TASKS FOR THIS EXERCISE:
a. According to the coffee book review, what does Lenney use to brew her coffee?
b. Rewrite the stretch of the coffee book review from "Your morning cup" through "jolt of caffeine.", substituting "French press" for "Chemex".

PASSAGE SHOWN:
_ _ _ _ _ _ _
Your morning cup of joe is more complicated than it looks. Just ask Dinah Lenney, author of Coffee, the latest in Bloomsbury’s Object Lessons series—which asks writers to ruminate on ordinary things in complex terms. Lenney’s distinctively urgent voice is perfect for this form. She presents herself as a connoisseur (her coffee ritual includes freshly roasted small-batch beans brewed in a Chemex) but not an elitist: Chock Full o’ Nuts gets the same attention as the pricier stuff. Where Lenney really shines, though, is in her ability to interweave environmental, sociopolitical, and cultural concerns with reflections on time, womanhood, and family. Her lyrical prose is as invigorating as a strong jolt of caffeine.
_ _ _ _ _ _ _
RECORDED INFORMATION:
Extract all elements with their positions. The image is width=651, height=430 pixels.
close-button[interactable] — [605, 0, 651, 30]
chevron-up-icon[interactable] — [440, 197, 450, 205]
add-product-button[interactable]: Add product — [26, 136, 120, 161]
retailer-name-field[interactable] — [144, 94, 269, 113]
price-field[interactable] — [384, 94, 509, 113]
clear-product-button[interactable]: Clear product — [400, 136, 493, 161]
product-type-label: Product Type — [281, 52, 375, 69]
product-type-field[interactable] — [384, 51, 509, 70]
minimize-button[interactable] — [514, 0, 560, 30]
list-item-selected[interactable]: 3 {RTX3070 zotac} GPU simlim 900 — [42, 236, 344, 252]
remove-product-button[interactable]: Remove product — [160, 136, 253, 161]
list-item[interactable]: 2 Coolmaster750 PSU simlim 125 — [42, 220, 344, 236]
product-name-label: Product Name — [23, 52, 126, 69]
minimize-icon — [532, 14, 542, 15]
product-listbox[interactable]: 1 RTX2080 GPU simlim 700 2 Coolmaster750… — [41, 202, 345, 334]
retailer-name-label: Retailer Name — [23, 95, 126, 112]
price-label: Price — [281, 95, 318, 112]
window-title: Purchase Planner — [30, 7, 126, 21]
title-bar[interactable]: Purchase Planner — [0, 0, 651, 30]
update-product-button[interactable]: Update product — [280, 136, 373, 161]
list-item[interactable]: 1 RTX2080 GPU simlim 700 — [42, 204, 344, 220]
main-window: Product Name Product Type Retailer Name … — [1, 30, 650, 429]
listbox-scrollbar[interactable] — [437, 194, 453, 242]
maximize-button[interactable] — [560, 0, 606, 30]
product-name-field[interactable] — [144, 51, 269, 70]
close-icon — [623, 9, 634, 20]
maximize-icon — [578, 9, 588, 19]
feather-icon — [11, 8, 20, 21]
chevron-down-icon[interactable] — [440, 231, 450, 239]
_ _ _ _ _ _ _
ANSWERS TO THE EXERCISES:
a. A Chemex.

b.
Your morning cup of joe is more complicated than it looks. Just ask Dinah Lenney, author of Coffee, the latest in Bloomsbury’s Object Lessons series—which asks writers to ruminate on ordinary things in complex terms. Lenney’s distinctively urgent voice is perfect for this form. She presents herself as a connoisseur (her coffee ritual includes freshly roasted small-batch beans brewed in a French press) but not an elitist: Chock Full o’ Nuts gets the same attention as the pricier stuff. Where Lenney really shines, though, is in her ability to interweave environmental, sociopolitical, and cultural concerns with reflections on time, womanhood, and family. Her lyrical prose is as invigorating as a strong jolt of caffeine.